▼▼▼

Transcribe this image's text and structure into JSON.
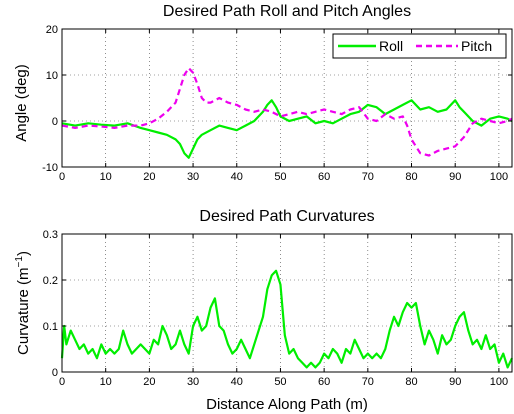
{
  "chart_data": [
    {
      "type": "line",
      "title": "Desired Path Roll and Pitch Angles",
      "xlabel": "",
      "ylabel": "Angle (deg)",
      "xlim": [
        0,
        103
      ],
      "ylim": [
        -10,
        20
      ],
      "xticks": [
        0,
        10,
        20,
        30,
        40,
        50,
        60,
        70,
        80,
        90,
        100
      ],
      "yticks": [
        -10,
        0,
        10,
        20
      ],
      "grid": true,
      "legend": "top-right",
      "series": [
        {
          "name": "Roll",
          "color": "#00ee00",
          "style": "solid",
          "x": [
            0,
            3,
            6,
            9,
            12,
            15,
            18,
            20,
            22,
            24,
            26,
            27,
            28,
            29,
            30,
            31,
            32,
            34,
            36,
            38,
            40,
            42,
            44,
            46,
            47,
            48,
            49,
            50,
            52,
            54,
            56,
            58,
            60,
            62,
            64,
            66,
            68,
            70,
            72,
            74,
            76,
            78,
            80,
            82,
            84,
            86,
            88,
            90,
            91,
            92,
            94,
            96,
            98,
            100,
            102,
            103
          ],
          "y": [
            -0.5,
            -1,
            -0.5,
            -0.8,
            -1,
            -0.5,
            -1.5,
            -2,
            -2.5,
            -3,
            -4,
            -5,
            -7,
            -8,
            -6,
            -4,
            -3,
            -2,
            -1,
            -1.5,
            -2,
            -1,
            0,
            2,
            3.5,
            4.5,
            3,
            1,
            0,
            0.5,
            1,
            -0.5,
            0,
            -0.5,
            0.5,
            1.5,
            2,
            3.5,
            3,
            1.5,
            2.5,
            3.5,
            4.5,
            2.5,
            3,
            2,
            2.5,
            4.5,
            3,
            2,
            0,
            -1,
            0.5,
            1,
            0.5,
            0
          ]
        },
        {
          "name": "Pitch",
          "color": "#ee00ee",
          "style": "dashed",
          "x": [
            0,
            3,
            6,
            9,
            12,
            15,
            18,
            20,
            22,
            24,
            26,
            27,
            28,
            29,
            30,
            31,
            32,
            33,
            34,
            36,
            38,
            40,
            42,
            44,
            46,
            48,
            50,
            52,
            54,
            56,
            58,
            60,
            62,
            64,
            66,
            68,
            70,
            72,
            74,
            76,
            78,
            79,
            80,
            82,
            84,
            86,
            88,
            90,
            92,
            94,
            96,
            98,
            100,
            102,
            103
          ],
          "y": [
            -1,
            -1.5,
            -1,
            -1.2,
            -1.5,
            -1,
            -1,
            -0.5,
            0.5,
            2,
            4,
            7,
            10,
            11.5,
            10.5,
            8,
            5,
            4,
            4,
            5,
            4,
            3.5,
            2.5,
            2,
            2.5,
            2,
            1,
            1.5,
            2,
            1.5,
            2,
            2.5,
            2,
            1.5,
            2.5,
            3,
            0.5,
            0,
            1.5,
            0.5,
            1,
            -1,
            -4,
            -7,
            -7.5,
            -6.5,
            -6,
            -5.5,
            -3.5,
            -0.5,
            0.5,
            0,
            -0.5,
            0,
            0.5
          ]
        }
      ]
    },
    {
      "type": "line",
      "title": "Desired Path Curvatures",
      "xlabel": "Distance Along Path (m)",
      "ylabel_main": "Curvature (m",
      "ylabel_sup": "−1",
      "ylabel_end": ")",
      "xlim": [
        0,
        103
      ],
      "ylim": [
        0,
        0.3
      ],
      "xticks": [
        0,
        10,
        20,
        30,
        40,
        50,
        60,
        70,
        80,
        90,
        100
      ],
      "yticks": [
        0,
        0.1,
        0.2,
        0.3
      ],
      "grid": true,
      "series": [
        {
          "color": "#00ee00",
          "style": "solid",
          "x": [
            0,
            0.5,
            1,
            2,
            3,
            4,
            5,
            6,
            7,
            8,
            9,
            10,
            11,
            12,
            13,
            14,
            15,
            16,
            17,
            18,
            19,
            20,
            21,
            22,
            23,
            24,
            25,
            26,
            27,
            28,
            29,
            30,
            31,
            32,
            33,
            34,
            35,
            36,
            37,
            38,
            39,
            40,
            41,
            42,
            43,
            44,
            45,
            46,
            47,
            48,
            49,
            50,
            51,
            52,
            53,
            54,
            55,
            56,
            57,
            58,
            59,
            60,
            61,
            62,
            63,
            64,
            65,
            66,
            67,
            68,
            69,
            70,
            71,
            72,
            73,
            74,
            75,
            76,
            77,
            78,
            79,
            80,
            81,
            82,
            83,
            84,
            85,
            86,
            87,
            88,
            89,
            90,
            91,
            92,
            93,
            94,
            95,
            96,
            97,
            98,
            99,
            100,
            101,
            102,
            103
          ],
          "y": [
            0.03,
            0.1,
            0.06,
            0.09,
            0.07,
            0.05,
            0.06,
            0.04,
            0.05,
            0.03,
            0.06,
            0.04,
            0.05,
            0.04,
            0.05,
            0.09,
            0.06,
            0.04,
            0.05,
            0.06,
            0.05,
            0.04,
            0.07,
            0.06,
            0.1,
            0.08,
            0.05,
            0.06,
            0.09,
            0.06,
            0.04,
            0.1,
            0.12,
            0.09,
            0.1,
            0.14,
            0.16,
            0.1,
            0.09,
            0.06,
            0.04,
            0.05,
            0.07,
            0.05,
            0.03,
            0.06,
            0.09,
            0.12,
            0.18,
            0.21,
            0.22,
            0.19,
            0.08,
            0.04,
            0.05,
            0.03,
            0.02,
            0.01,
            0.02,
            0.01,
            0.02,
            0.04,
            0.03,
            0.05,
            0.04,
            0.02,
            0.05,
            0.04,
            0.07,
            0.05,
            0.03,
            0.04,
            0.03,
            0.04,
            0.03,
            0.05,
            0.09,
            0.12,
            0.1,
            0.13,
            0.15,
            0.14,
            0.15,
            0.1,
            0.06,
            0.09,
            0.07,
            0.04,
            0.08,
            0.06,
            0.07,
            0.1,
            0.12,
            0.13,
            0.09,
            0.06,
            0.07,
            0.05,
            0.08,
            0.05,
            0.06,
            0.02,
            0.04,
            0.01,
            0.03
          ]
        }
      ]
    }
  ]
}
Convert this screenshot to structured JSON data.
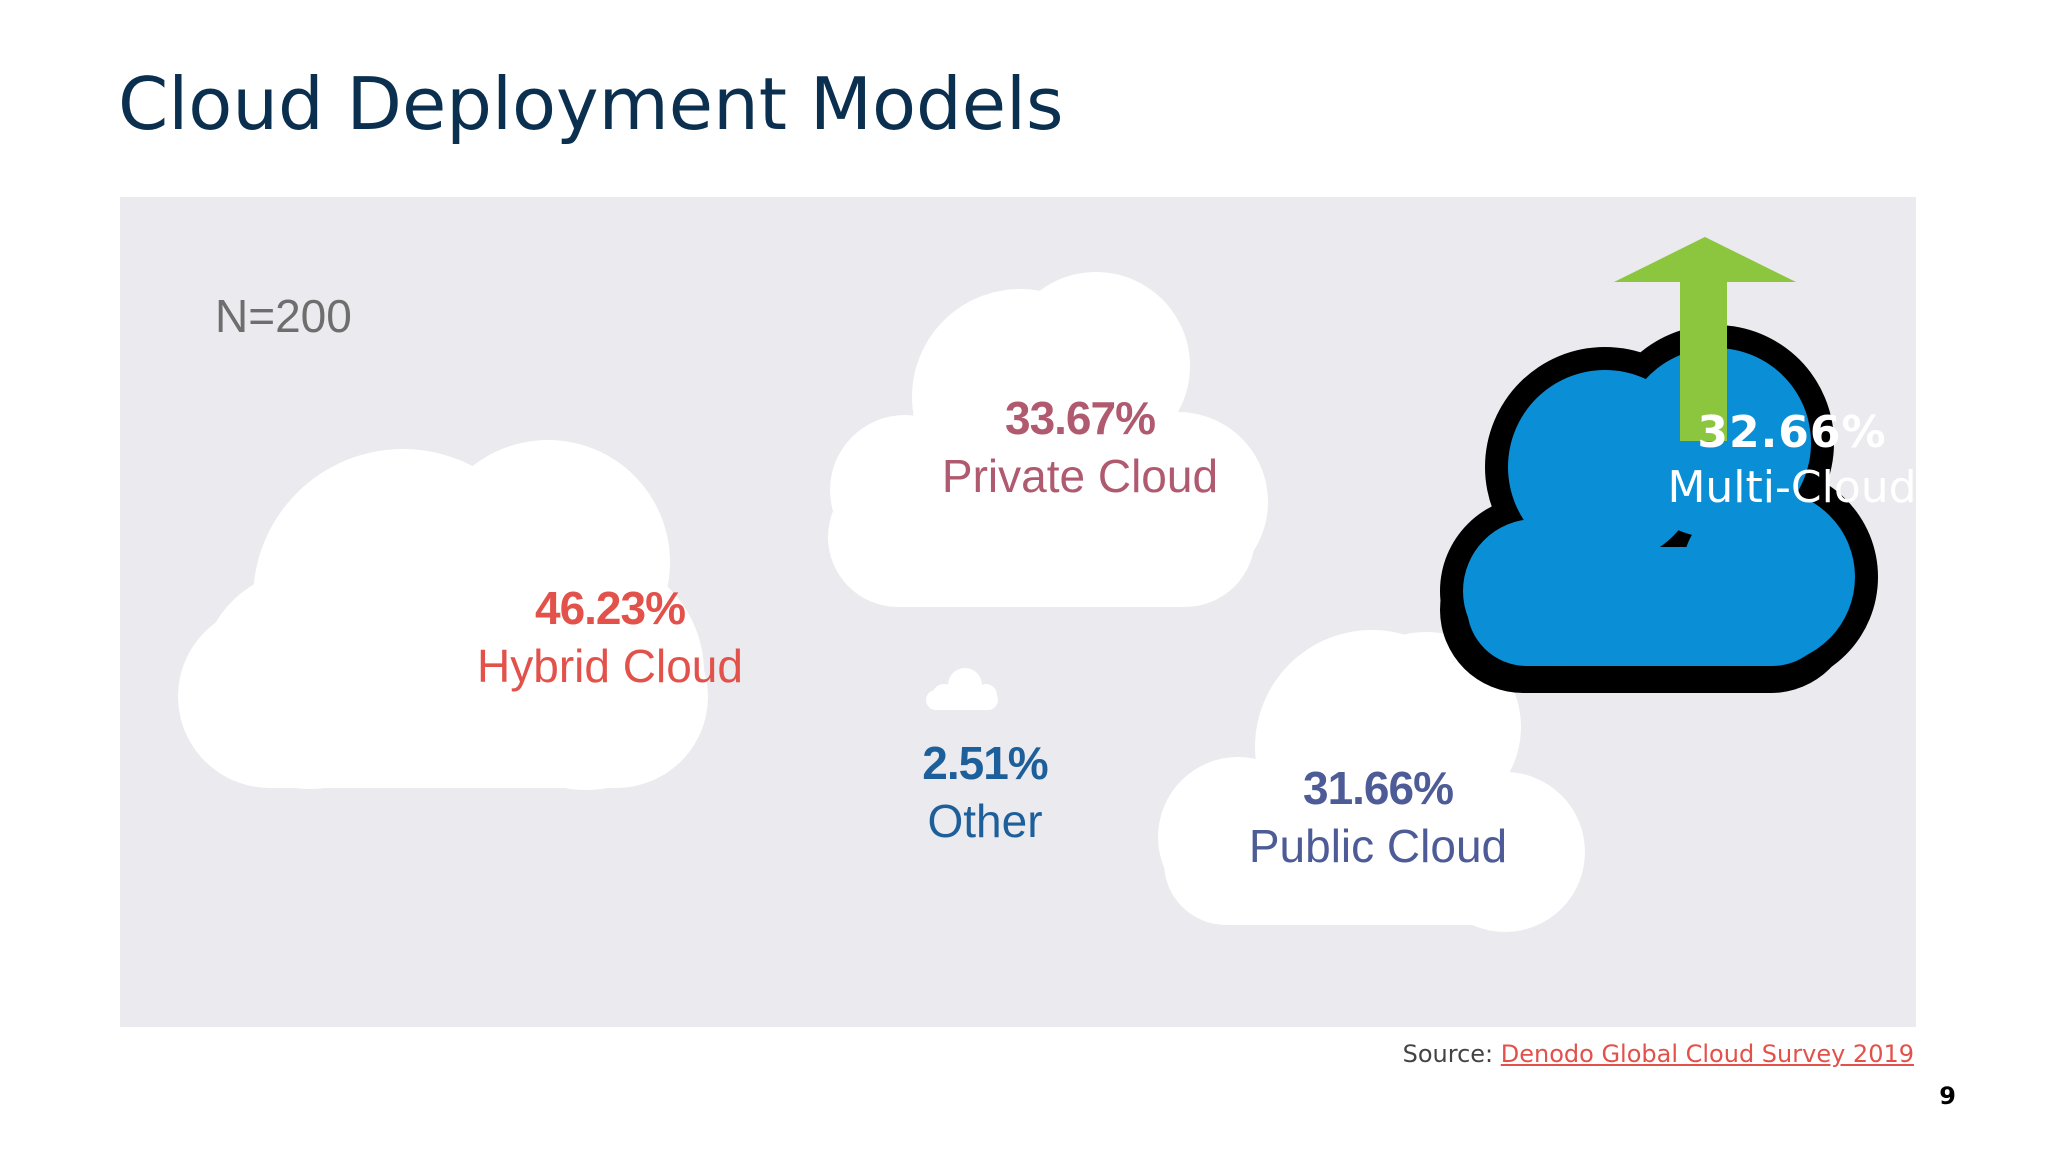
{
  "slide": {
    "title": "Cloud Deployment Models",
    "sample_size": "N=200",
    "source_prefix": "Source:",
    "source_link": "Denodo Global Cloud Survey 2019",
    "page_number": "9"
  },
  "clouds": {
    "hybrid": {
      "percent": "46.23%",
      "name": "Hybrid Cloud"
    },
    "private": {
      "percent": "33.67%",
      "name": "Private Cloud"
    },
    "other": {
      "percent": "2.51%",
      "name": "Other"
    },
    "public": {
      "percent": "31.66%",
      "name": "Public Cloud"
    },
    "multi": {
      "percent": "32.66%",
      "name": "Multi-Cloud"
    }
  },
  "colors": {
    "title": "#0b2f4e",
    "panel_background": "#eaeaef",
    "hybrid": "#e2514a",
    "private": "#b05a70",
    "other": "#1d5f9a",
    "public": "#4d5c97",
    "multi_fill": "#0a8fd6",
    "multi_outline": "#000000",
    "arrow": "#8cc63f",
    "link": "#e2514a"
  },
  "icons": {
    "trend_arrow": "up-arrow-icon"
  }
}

▲▲▲

Make an exact copy of the records shown above, without the pictures.

Transcribe this image's text and structure into JSON.
{
  "chart_data": [
    {
      "type": "line",
      "title": "Desired Path Roll and Pitch Angles",
      "xlabel": "",
      "ylabel": "Angle (deg)",
      "xlim": [
        0,
        103
      ],
      "ylim": [
        -10,
        20
      ],
      "xticks": [
        0,
        10,
        20,
        30,
        40,
        50,
        60,
        70,
        80,
        90,
        100
      ],
      "yticks": [
        -10,
        0,
        10,
        20
      ],
      "grid": true,
      "legend": "top-right",
      "series": [
        {
          "name": "Roll",
          "color": "#00ee00",
          "style": "solid",
          "x": [
            0,
            3,
            6,
            9,
            12,
            15,
            18,
            20,
            22,
            24,
            26,
            27,
            28,
            29,
            30,
            31,
            32,
            34,
            36,
            38,
            40,
            42,
            44,
            46,
            47,
            48,
            49,
            50,
            52,
            54,
            56,
            58,
            60,
            62,
            64,
            66,
            68,
            70,
            72,
            74,
            76,
            78,
            80,
            82,
            84,
            86,
            88,
            90,
            91,
            92,
            94,
            96,
            98,
            100,
            102,
            103
          ],
          "y": [
            -0.5,
            -1,
            -0.5,
            -0.8,
            -1,
            -0.5,
            -1.5,
            -2,
            -2.5,
            -3,
            -4,
            -5,
            -7,
            -8,
            -6,
            -4,
            -3,
            -2,
            -1,
            -1.5,
            -2,
            -1,
            0,
            2,
            3.5,
            4.5,
            3,
            1,
            0,
            0.5,
            1,
            -0.5,
            0,
            -0.5,
            0.5,
            1.5,
            2,
            3.5,
            3,
            1.5,
            2.5,
            3.5,
            4.5,
            2.5,
            3,
            2,
            2.5,
            4.5,
            3,
            2,
            0,
            -1,
            0.5,
            1,
            0.5,
            0
          ]
        },
        {
          "name": "Pitch",
          "color": "#ee00ee",
          "style": "dashed",
          "x": [
            0,
            3,
            6,
            9,
            12,
            15,
            18,
            20,
            22,
            24,
            26,
            27,
            28,
            29,
            30,
            31,
            32,
            33,
            34,
            36,
            38,
            40,
            42,
            44,
            46,
            48,
            50,
            52,
            54,
            56,
            58,
            60,
            62,
            64,
            66,
            68,
            70,
            72,
            74,
            76,
            78,
            79,
            80,
            82,
            84,
            86,
            88,
            90,
            92,
            94,
            96,
            98,
            100,
            102,
            103
          ],
          "y": [
            -1,
            -1.5,
            -1,
            -1.2,
            -1.5,
            -1,
            -1,
            -0.5,
            0.5,
            2,
            4,
            7,
            10,
            11.5,
            10.5,
            8,
            5,
            4,
            4,
            5,
            4,
            3.5,
            2.5,
            2,
            2.5,
            2,
            1,
            1.5,
            2,
            1.5,
            2,
            2.5,
            2,
            1.5,
            2.5,
            3,
            0.5,
            0,
            1.5,
            0.5,
            1,
            -1,
            -4,
            -7,
            -7.5,
            -6.5,
            -6,
            -5.5,
            -3.5,
            -0.5,
            0.5,
            0,
            -0.5,
            0,
            0.5
          ]
        }
      ]
    },
    {
      "type": "line",
      "title": "Desired Path Curvatures",
      "xlabel": "Distance Along Path (m)",
      "ylabel_main": "Curvature (m",
      "ylabel_sup": "−1",
      "ylabel_end": ")",
      "xlim": [
        0,
        103
      ],
      "ylim": [
        0,
        0.3
      ],
      "xticks": [
        0,
        10,
        20,
        30,
        40,
        50,
        60,
        70,
        80,
        90,
        100
      ],
      "yticks": [
        0,
        0.1,
        0.2,
        0.3
      ],
      "grid": true,
      "series": [
        {
          "color": "#00ee00",
          "style": "solid",
          "x": [
            0,
            0.5,
            1,
            2,
            3,
            4,
            5,
            6,
            7,
            8,
            9,
            10,
            11,
            12,
            13,
            14,
            15,
            16,
            17,
            18,
            19,
            20,
            21,
            22,
            23,
            24,
            25,
            26,
            27,
            28,
            29,
            30,
            31,
            32,
            33,
            34,
            35,
            36,
            37,
            38,
            39,
            40,
            41,
            42,
            43,
            44,
            45,
            46,
            47,
            48,
            49,
            50,
            51,
            52,
            53,
            54,
            55,
            56,
            57,
            58,
            59,
            60,
            61,
            62,
            63,
            64,
            65,
            66,
            67,
            68,
            69,
            70,
            71,
            72,
            73,
            74,
            75,
            76,
            77,
            78,
            79,
            80,
            81,
            82,
            83,
            84,
            85,
            86,
            87,
            88,
            89,
            90,
            91,
            92,
            93,
            94,
            95,
            96,
            97,
            98,
            99,
            100,
            101,
            102,
            103
          ],
          "y": [
            0.03,
            0.1,
            0.06,
            0.09,
            0.07,
            0.05,
            0.06,
            0.04,
            0.05,
            0.03,
            0.06,
            0.04,
            0.05,
            0.04,
            0.05,
            0.09,
            0.06,
            0.04,
            0.05,
            0.06,
            0.05,
            0.04,
            0.07,
            0.06,
            0.1,
            0.08,
            0.05,
            0.06,
            0.09,
            0.06,
            0.04,
            0.1,
            0.12,
            0.09,
            0.1,
            0.14,
            0.16,
            0.1,
            0.09,
            0.06,
            0.04,
            0.05,
            0.07,
            0.05,
            0.03,
            0.06,
            0.09,
            0.12,
            0.18,
            0.21,
            0.22,
            0.19,
            0.08,
            0.04,
            0.05,
            0.03,
            0.02,
            0.01,
            0.02,
            0.01,
            0.02,
            0.04,
            0.03,
            0.05,
            0.04,
            0.02,
            0.05,
            0.04,
            0.07,
            0.05,
            0.03,
            0.04,
            0.03,
            0.04,
            0.03,
            0.05,
            0.09,
            0.12,
            0.1,
            0.13,
            0.15,
            0.14,
            0.15,
            0.1,
            0.06,
            0.09,
            0.07,
            0.04,
            0.08,
            0.06,
            0.07,
            0.1,
            0.12,
            0.13,
            0.09,
            0.06,
            0.07,
            0.05,
            0.08,
            0.05,
            0.06,
            0.02,
            0.04,
            0.01,
            0.03
          ]
        }
      ]
    }
  ]
}
Convert this screenshot to structured JSON data.
{
  "slide": {
    "title": "Cloud Deployment Models",
    "sample_size": "N=200",
    "source_prefix": "Source:",
    "source_link": "Denodo Global Cloud Survey 2019",
    "page_number": "9"
  },
  "clouds": {
    "hybrid": {
      "percent": "46.23%",
      "name": "Hybrid Cloud"
    },
    "private": {
      "percent": "33.67%",
      "name": "Private Cloud"
    },
    "other": {
      "percent": "2.51%",
      "name": "Other"
    },
    "public": {
      "percent": "31.66%",
      "name": "Public Cloud"
    },
    "multi": {
      "percent": "32.66%",
      "name": "Multi-Cloud"
    }
  },
  "colors": {
    "title": "#0b2f4e",
    "panel_background": "#eaeaef",
    "hybrid": "#e2514a",
    "private": "#b05a70",
    "other": "#1d5f9a",
    "public": "#4d5c97",
    "multi_fill": "#0a8fd6",
    "multi_outline": "#000000",
    "arrow": "#8cc63f",
    "link": "#e2514a"
  },
  "icons": {
    "trend_arrow": "up-arrow-icon"
  }
}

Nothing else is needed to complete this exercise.